THE DATA.
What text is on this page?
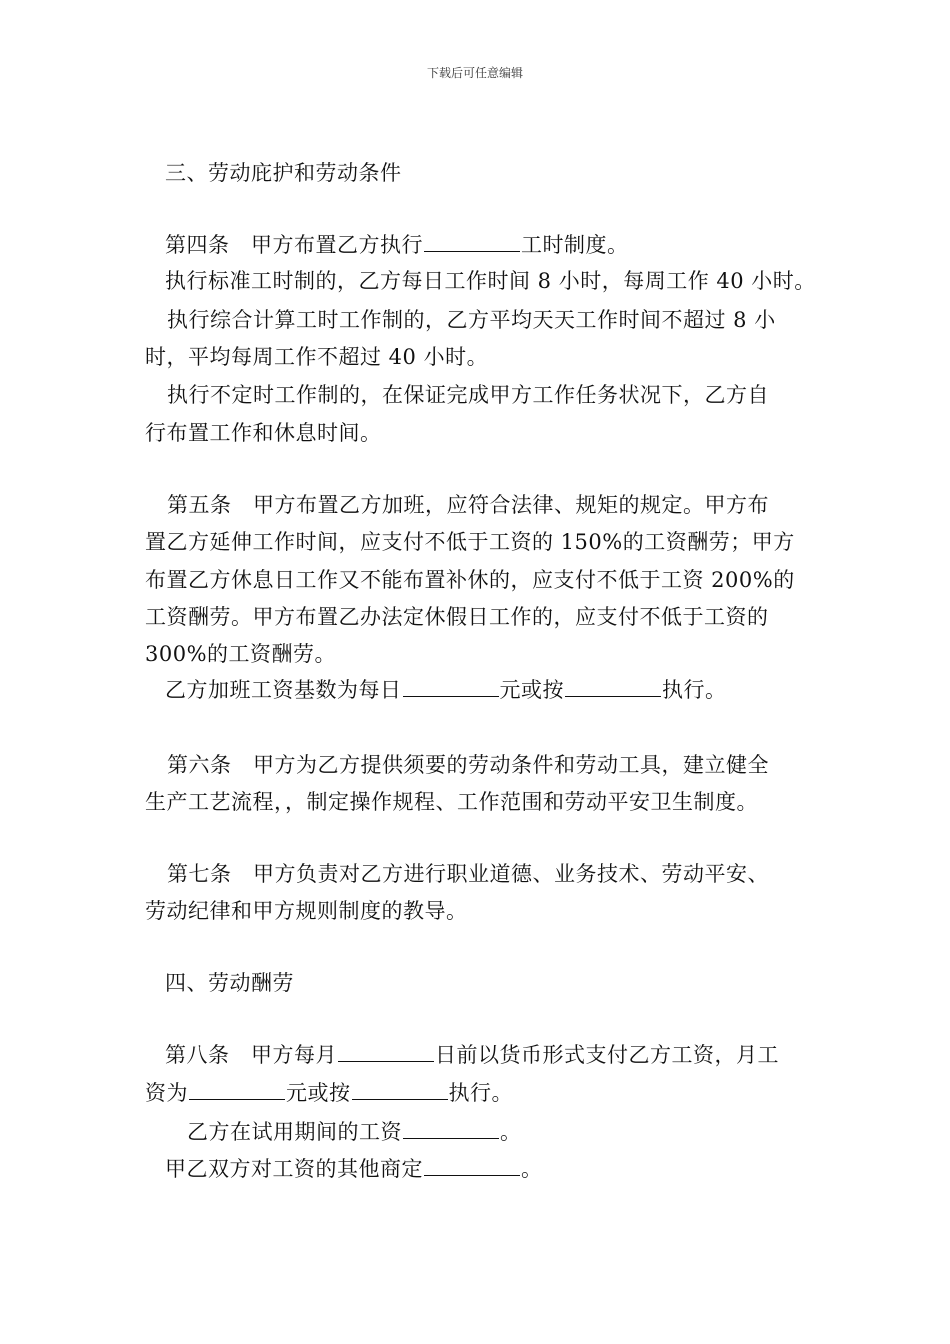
下载后可任意编辑
三、劳动庇护和劳动条件
第四条　甲方布置乙方执行	工时制度。
执行标准工时制的，乙方每日工作时间 8 小时，每周工作 40 小时。
执行综合计算工时工作制的，乙方平均天天工作时间不超过 8 小
时，平均每周工作不超过 40 小时。
执行不定时工作制的，在保证完成甲方工作任务状况下，乙方自
行布置工作和休息时间。
第五条　甲方布置乙方加班，应符合法律、规矩的规定。甲方布
置乙方延伸工作时间，应支付不低于工资的 150%的工资酬劳；甲方
布置乙方休息日工作又不能布置补休的，应支付不低于工资 200%的
工资酬劳。甲方布置乙办法定休假日工作的，应支付不低于工资的
300%的工资酬劳。
乙方加班工资基数为每日	元或按	执行。
第六条　甲方为乙方提供须要的劳动条件和劳动工具，建立健全
生产工艺流程，，制定操作规程、工作范围和劳动平安卫生制度。
第七条　甲方负责对乙方进行职业道德、业务技术、劳动平安、
劳动纪律和甲方规则制度的教导。
四、劳动酬劳
第八条　甲方每月	日前以货币形式支付乙方工资，月工
资为	元或按	执行。
乙方在试用期间的工资	。
甲乙双方对工资的其他商定	。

DIRECTIONS.
Pictures are to be left out; the records above must be repeated word for word.

WRITTEN ANSWER.
What text is on this page?
下载后可任意编辑
三、劳动庇护和劳动条件
第四条　甲方布置乙方执行	工时制度。
执行标准工时制的，乙方每日工作时间 8 小时，每周工作 40 小时。
执行综合计算工时工作制的，乙方平均天天工作时间不超过 8 小
时，平均每周工作不超过 40 小时。
执行不定时工作制的，在保证完成甲方工作任务状况下，乙方自
行布置工作和休息时间。
第五条　甲方布置乙方加班，应符合法律、规矩的规定。甲方布
置乙方延伸工作时间，应支付不低于工资的 150%的工资酬劳；甲方
布置乙方休息日工作又不能布置补休的，应支付不低于工资 200%的
工资酬劳。甲方布置乙办法定休假日工作的，应支付不低于工资的
300%的工资酬劳。
乙方加班工资基数为每日	元或按	执行。
第六条　甲方为乙方提供须要的劳动条件和劳动工具，建立健全
生产工艺流程，，制定操作规程、工作范围和劳动平安卫生制度。
第七条　甲方负责对乙方进行职业道德、业务技术、劳动平安、
劳动纪律和甲方规则制度的教导。
四、劳动酬劳
第八条　甲方每月	日前以货币形式支付乙方工资，月工
资为	元或按	执行。
乙方在试用期间的工资	。
甲乙双方对工资的其他商定	。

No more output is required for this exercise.